PROBLEM DETAILS: All of the data needs to be repeated exactly.

Data entries
+===+

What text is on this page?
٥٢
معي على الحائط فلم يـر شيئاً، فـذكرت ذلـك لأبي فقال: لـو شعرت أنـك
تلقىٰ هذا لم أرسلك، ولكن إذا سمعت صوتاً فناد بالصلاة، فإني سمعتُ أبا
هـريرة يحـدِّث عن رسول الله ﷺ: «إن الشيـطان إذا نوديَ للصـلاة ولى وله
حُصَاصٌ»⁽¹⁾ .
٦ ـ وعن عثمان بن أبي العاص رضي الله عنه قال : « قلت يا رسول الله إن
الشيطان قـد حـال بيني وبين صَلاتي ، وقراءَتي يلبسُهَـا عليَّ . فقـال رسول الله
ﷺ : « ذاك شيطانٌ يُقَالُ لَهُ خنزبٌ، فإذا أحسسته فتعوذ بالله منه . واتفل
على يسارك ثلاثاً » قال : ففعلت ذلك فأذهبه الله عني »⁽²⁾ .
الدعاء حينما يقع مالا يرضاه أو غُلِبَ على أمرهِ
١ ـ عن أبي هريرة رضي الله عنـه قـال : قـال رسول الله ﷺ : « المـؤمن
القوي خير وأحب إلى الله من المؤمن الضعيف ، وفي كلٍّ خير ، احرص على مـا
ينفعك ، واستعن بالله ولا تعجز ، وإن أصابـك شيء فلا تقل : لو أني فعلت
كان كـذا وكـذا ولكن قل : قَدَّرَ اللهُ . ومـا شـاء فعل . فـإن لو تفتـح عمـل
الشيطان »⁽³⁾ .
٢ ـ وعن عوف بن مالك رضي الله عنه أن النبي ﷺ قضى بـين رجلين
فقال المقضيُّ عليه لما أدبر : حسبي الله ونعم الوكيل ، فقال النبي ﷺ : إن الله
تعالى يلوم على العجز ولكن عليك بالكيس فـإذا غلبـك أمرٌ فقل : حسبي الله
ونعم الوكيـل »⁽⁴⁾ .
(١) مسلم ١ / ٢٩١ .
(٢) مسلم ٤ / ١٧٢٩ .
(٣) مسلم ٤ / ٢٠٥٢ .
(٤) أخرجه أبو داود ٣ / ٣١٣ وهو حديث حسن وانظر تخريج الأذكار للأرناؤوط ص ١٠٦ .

+===+

IN RESPONSE:
What text is on this page?
٥٢
معي على الحائط فلم يـر شيئاً، فـذكرت ذلـك لأبي فقال: لـو شعرت أنـك
تلقىٰ هذا لم أرسلك، ولكن إذا سمعت صوتاً فناد بالصلاة، فإني سمعتُ أبا
هـريرة يحـدِّث عن رسول الله ﷺ: «إن الشيـطان إذا نوديَ للصـلاة ولى وله
حُصَاصٌ»⁽¹⁾ .
٦ ـ وعن عثمان بن أبي العاص رضي الله عنه قال : « قلت يا رسول الله إن
الشيطان قـد حـال بيني وبين صَلاتي ، وقراءَتي يلبسُهَـا عليَّ . فقـال رسول الله
ﷺ : « ذاك شيطانٌ يُقَالُ لَهُ خنزبٌ، فإذا أحسسته فتعوذ بالله منه . واتفل
على يسارك ثلاثاً » قال : ففعلت ذلك فأذهبه الله عني »⁽²⁾ .
الدعاء حينما يقع مالا يرضاه أو غُلِبَ على أمرهِ
١ ـ عن أبي هريرة رضي الله عنـه قـال : قـال رسول الله ﷺ : « المـؤمن
القوي خير وأحب إلى الله من المؤمن الضعيف ، وفي كلٍّ خير ، احرص على مـا
ينفعك ، واستعن بالله ولا تعجز ، وإن أصابـك شيء فلا تقل : لو أني فعلت
كان كـذا وكـذا ولكن قل : قَدَّرَ اللهُ . ومـا شـاء فعل . فـإن لو تفتـح عمـل
الشيطان »⁽³⁾ .
٢ ـ وعن عوف بن مالك رضي الله عنه أن النبي ﷺ قضى بـين رجلين
فقال المقضيُّ عليه لما أدبر : حسبي الله ونعم الوكيل ، فقال النبي ﷺ : إن الله
تعالى يلوم على العجز ولكن عليك بالكيس فـإذا غلبـك أمرٌ فقل : حسبي الله
ونعم الوكيـل »⁽⁴⁾ .
(١) مسلم ١ / ٢٩١ .
(٢) مسلم ٤ / ١٧٢٩ .
(٣) مسلم ٤ / ٢٠٥٢ .
(٤) أخرجه أبو داود ٣ / ٣١٣ وهو حديث حسن وانظر تخريج الأذكار للأرناؤوط ص ١٠٦ .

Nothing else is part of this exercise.